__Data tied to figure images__
--- start ---
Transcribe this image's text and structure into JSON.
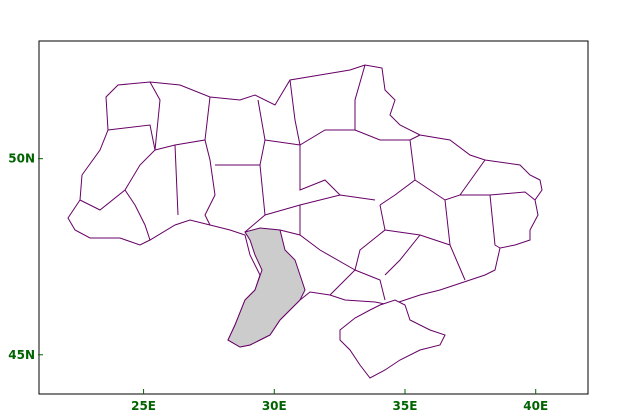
{
  "map": {
    "extent": {
      "lon": [
        21,
        42
      ],
      "lat": [
        44,
        53
      ]
    },
    "x_ticks": [
      {
        "lon": 25,
        "label": "25E"
      },
      {
        "lon": 30,
        "label": "30E"
      },
      {
        "lon": 35,
        "label": "35E"
      },
      {
        "lon": 40,
        "label": "40E"
      }
    ],
    "y_ticks": [
      {
        "lat": 50,
        "label": "50N"
      },
      {
        "lat": 45,
        "label": "45N"
      }
    ],
    "colors": {
      "boundary": "#660066",
      "highlight_fill": "#cccccc",
      "land_fill": "#ffffff",
      "tick_label": "#006400",
      "frame": "#000000"
    }
  }
}
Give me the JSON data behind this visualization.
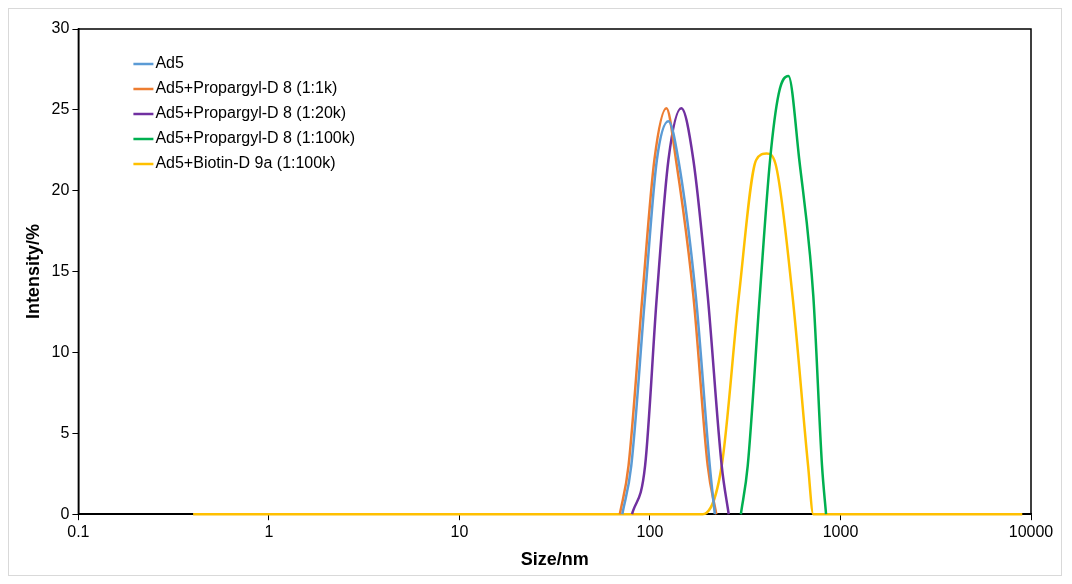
--- end ---
__Required work__
The data above should be repeated exactly, minus any pictures.

__Task output__
Transcribe this image's text and structure into JSON.
{
  "map": {
    "extent": {
      "lon": [
        21,
        42
      ],
      "lat": [
        44,
        53
      ]
    },
    "x_ticks": [
      {
        "lon": 25,
        "label": "25E"
      },
      {
        "lon": 30,
        "label": "30E"
      },
      {
        "lon": 35,
        "label": "35E"
      },
      {
        "lon": 40,
        "label": "40E"
      }
    ],
    "y_ticks": [
      {
        "lat": 50,
        "label": "50N"
      },
      {
        "lat": 45,
        "label": "45N"
      }
    ],
    "colors": {
      "boundary": "#660066",
      "highlight_fill": "#cccccc",
      "land_fill": "#ffffff",
      "tick_label": "#006400",
      "frame": "#000000"
    }
  }
}
Give me the JSON data behind this visualization.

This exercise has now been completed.